───── Supplied passage

I’ve been super sensitive to other people’s emotions lately. I was worried that being immersed in such a large gathering of annoyed, irritated, bored people might have some really uncomfortable effects. But I decided to give myself over to the process, seeking the nuances of the individuals rather than the overtones of the horde. And while it didn’t make my experience any less uncomfortable, it was interesting to tune into that discomfort rather than try to check out of it. Of course, no one wanted to be there. But what I found interesting was what felt like an emotional melting, a collective giving in to the process.

As the mouthpiece for the court took us through orientation, we were coaxed into further resignation by her keen mix of discipline, guidance, and humor. She did her job well. She spoke clearly and with confidence. She was patient but powerful. And as she walked the room through the process of filling out the paperwork, instructing us on where to wear our badges and what all the protocols would be, the horde coalesced into a cooperative mass.

The high notes of energy were easy to discern. Confusion over what all the words on the paperwork meant, panic over not having a pen with which to fill it out, that spike of fear that something will be confusing resulting in the individual getting called out of the pack and put on display for being “less than” or not good enough understand or follow directions.  But that soon subsided when the orientation concluded and brought us to the first break.

A soft din broke out over the room as people filed through the aisles, looking for a more comfortable place to be or heading for the bathrooms or vending machines. I knew where I wanted to be. The last trip to this same courthouse left me with indelible impressions of where my comfort zones were. So, up to the front I went, first to the bathroom, then the vending machine for my first crappy snack of the day, then to the cluster of tables by the entrance. Computer, phone apps, a book. I came prepared. And yet, I still found myself falling asleep like a third grader at her school desk, my head resting on my outstretched arm where my jacket would leave wrinkle marks on my face.

──────────
───── Material supplied

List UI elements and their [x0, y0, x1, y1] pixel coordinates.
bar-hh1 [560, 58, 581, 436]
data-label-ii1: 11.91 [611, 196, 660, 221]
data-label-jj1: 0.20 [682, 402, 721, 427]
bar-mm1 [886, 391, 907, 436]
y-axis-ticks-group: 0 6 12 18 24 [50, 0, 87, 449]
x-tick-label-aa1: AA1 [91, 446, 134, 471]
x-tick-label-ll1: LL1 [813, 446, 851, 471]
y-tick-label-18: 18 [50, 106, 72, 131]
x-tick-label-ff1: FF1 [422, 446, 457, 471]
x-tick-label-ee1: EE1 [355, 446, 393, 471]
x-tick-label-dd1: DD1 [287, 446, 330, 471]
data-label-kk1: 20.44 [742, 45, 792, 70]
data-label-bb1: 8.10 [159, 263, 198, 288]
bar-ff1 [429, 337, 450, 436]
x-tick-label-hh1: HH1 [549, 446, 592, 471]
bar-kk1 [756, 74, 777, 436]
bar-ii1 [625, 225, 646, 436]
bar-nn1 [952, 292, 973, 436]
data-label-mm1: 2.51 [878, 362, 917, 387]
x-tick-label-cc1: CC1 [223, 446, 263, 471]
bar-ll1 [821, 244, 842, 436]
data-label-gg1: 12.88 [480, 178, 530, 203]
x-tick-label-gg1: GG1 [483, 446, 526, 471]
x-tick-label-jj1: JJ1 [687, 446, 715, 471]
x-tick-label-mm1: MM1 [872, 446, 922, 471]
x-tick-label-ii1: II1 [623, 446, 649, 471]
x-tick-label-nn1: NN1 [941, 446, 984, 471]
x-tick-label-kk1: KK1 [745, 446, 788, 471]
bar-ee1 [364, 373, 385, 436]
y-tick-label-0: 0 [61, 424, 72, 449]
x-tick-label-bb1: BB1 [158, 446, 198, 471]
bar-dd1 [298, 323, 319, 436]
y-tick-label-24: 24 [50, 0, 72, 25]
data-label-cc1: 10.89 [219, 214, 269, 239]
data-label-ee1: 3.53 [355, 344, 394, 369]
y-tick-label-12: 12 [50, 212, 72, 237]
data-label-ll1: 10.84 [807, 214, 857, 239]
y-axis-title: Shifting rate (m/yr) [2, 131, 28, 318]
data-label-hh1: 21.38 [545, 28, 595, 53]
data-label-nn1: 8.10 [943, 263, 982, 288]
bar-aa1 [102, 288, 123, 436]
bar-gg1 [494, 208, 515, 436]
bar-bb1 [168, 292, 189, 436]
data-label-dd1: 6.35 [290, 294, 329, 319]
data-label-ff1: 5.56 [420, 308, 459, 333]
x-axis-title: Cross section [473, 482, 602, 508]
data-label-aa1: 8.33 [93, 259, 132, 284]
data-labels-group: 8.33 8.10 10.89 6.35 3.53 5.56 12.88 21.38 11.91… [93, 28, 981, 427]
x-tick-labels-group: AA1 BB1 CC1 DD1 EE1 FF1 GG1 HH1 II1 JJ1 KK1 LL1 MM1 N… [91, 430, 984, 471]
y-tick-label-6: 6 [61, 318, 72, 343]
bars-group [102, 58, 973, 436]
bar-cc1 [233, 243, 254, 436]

──────────

_Tasks for this exercise:_
1 – Answer these questions from the courthouse passage.
(a) What mix did the mouthpiece for the court use during orientation?
(b) What caused the panic over filling out the paperwork?
(c) What three things did the narrator bring?
2 – Restate the courthouse passage word for word, beginning at the words "I’ve been super" and stopping after "to the process.".

_List of solutions:_
1 –
(a) Discipline, guidance, and humor.
(b) Not having a pen with which to fill it out.
(c) A computer, phone apps, and a book.

2 –
I’ve been super sensitive to other people’s emotions lately. I was worried that being immersed in such a large gathering of annoyed, irritated, bored people might have some really uncomfortable effects. But I decided to give myself over to the process, seeking the nuances of the individuals rather than the overtones of the horde. And while it didn’t make my experience any less uncomfortable, it was interesting to tune into that discomfort rather than try to check out of it. Of course, no one wanted to be there. But what I found interesting was what felt like an emotional melting, a collective giving in to the process.